(Tasks to carry out):
a) According to the DataExplorer description, which package is used to install the latest stable version from GitHub?
b) In the listing below, reproduce verbatim the lines starting at the one containing "list-item: 临场发挥的技巧 (190, 363, 830, 407)" and ending at the one containing "bullet-dot-icon (190, 265, 203, 278)", with both of those lines included.

(Excerpted passage):

= = = = =

Data Explorer

Data exploration process for data analysis and model building, so that users could focus on understanding data and extracting insights. The package automatically scans through each variable and does data profiling. Typical graphical techniques will be performed for both discrete and continuous features.


master v0.5.0

Travis Build Status AppVeyor Build Status codecov

develop v0.5.0

Travis Build Status AppVeyor Build Status codecov


Background

Exploratory Data Analysis (EDA) is the initial and an important phase of data analysis. Through this phase, analysts/modelers will have a first look of the data, and thus generate relevant hypothesis and decide next steps. However, the EDA process could be a hassle at times. This R package aims to automate most of data handling and visualization, so that users could focus on studying the data and extracting insights.

Installation

The package can be installed directly from CRAN.

install.packages("DataExplorer")

However, the latest stable version (if any) could be found on GitHub, and installed using remotes package.

if (!require(remotes)) install.packages("remotes")
remotes::install_github("boxuancui/DataExplorer")

If you would like to install the latest development version, you may install the dev branch.

if (!require(remotes)) install.packages("remotes")
remotes::install_github("boxuancui/DataExplorer", ref = "develop")

Examples

The package is extremely easy to use. Almost everything could be done in one line of code. Please refer to the package manuals for more information. You may also find the package vignettes here.

Create data profiling report

To get a report for the airquality dataset:

library(DataExplorer)
create_report(airquality)

To get a report for the diamonds dataset from ggplot2 package:

library(DataExplorer)
library(ggplot2)
create_report(diamonds)

Visualize various distribution

You may also run all the plotting functions individually for your analysis, e.g.,

library(DataExplorer)
library(ggplot2)

## View distribution of all discrete variables
plot_bar(diamonds)
## View distribution of cut only
plot_bar(diamonds$cut)
## View correlation of all discrete varaibles
plot_correlation(diamonds, type = "discrete")

## View distribution of all continuous variables
plot_histogram(diamonds)
## View distribution of carat only
plot_histogram(diamonds$carat)
## View correlation of all continuous varaibles
plot_correlation(diamonds, type = "continuous")

## View overall correlation heatmap
plot_correlation(diamonds)

## View distribution of missing values for airquality data
missing_data <- plot_missing(airquality) # missing data profile will be returned
missing_data

Slice and dice your data

To visualize distributions based on another variable, you may do the following:

library(DataExplorer)

## View iris continuous distribution based on each Species
plot_boxplot(iris, "Species")

## View iris continuous distribution based on different buckets of Sepal.Length
plot_boxplot(iris, "Sepal.Length")

## Scatterplot Ozone against all other airquality features
# Set some features to factor
for (i in c("Month", "Day")) airquality[[i]] <- as.factor(airquality[[i]])

= = = = =

(Record set):
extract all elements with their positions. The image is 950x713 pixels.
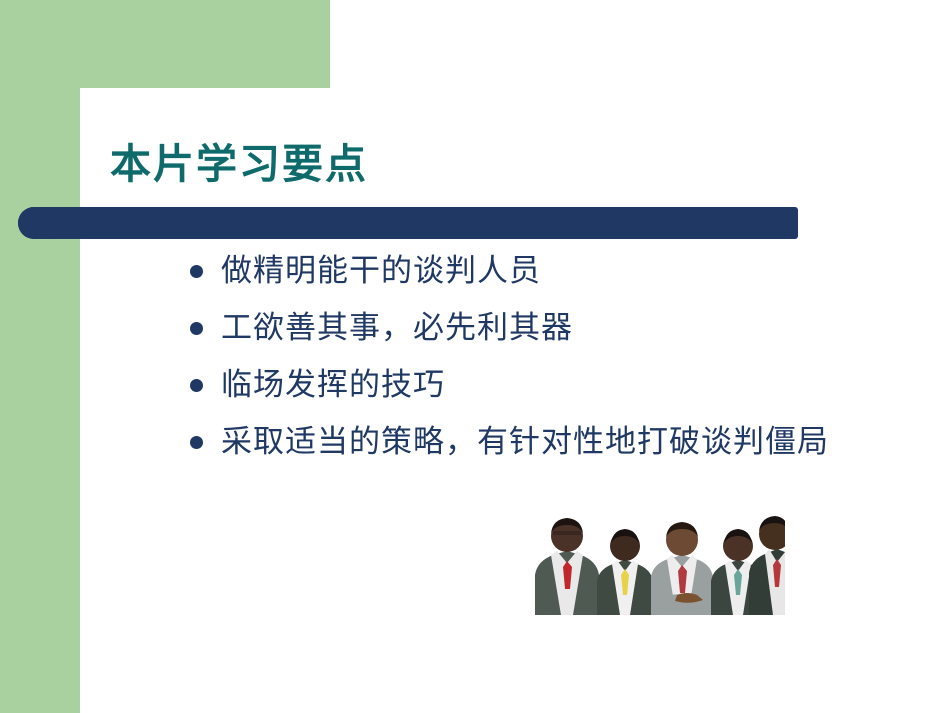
list-item: 临场发挥的技巧 (190, 363, 830, 407)
list-item-label: 做精明能干的谈判人员 (221, 249, 541, 293)
bullet-dot-icon (190, 322, 203, 335)
business-people-group-icon (527, 503, 785, 615)
business-people-clipart (527, 503, 785, 615)
bullet-dot-icon (190, 265, 203, 278)
list-item: 工欲善其事，必先利其器 (190, 306, 830, 350)
green-side-strip (0, 0, 80, 713)
list-item-label: 临场发挥的技巧 (221, 363, 445, 407)
list-item-label: 采取适当的策略，有针对性地打破谈判僵局 (221, 420, 829, 464)
list-item: 采取适当的策略，有针对性地打破谈判僵局 (190, 420, 830, 464)
presentation-slide: 本片学习要点 做精明能干的谈判人员 工欲善其事，必先利其器 临场发挥的技巧 采取… (0, 0, 950, 713)
bullet-dot-icon (190, 379, 203, 392)
list-item: 做精明能干的谈判人员 (190, 249, 830, 293)
title-divider-bar (18, 207, 798, 239)
bullet-dot-icon (190, 436, 203, 449)
title-divider-cap (18, 207, 60, 239)
bullet-list: 做精明能干的谈判人员 工欲善其事，必先利其器 临场发挥的技巧 采取适当的策略，有… (190, 249, 830, 477)
list-item-label: 工欲善其事，必先利其器 (221, 306, 573, 350)
page-title: 本片学习要点 (110, 130, 368, 190)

= = = = =

(Answers to the tasks):
a) The remotes package.

b)
list-item: 临场发挥的技巧 (190, 363, 830, 407)
list-item-label: 做精明能干的谈判人员 (221, 249, 541, 293)
bullet-dot-icon (190, 322, 203, 335)
business-people-group-icon (527, 503, 785, 615)
business-people-clipart (527, 503, 785, 615)
bullet-dot-icon (190, 265, 203, 278)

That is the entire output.